● Record list
'''
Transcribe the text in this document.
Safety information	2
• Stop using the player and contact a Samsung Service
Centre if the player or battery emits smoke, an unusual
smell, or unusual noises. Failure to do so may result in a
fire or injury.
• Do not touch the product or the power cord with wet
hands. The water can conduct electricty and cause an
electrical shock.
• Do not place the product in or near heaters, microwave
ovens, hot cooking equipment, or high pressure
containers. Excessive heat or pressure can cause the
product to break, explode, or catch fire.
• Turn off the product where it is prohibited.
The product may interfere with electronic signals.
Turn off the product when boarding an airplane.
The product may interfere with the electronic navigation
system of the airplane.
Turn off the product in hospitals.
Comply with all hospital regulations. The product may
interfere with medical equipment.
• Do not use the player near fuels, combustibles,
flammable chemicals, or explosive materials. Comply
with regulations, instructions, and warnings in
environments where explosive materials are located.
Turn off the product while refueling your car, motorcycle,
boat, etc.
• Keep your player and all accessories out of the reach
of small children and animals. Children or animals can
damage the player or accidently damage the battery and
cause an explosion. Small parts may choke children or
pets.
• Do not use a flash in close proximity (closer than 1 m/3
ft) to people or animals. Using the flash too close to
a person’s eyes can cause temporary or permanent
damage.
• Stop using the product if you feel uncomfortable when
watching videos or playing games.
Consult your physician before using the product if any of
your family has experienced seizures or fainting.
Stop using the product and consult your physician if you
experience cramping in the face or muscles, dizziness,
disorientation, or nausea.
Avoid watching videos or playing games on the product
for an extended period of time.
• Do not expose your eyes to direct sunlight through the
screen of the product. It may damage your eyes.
'''
● What the exercise asks
Repeat the entries exactly, all of them.

● Final result
Transcribe the text in this document.
Safety information	2
• Stop using the player and contact a Samsung Service
Centre if the player or battery emits smoke, an unusual
smell, or unusual noises. Failure to do so may result in a
fire or injury.
• Do not touch the product or the power cord with wet
hands. The water can conduct electricty and cause an
electrical shock.
• Do not place the product in or near heaters, microwave
ovens, hot cooking equipment, or high pressure
containers. Excessive heat or pressure can cause the
product to break, explode, or catch fire.
• Turn off the product where it is prohibited.
The product may interfere with electronic signals.
Turn off the product when boarding an airplane.
The product may interfere with the electronic navigation
system of the airplane.
Turn off the product in hospitals.
Comply with all hospital regulations. The product may
interfere with medical equipment.
• Do not use the player near fuels, combustibles,
flammable chemicals, or explosive materials. Comply
with regulations, instructions, and warnings in
environments where explosive materials are located.
Turn off the product while refueling your car, motorcycle,
boat, etc.
• Keep your player and all accessories out of the reach
of small children and animals. Children or animals can
damage the player or accidently damage the battery and
cause an explosion. Small parts may choke children or
pets.
• Do not use a flash in close proximity (closer than 1 m/3
ft) to people or animals. Using the flash too close to
a person’s eyes can cause temporary or permanent
damage.
• Stop using the product if you feel uncomfortable when
watching videos or playing games.
Consult your physician before using the product if any of
your family has experienced seizures or fainting.
Stop using the product and consult your physician if you
experience cramping in the face or muscles, dizziness,
disorientation, or nausea.
Avoid watching videos or playing games on the product
for an extended period of time.
• Do not expose your eyes to direct sunlight through the
screen of the product. It may damage your eyes.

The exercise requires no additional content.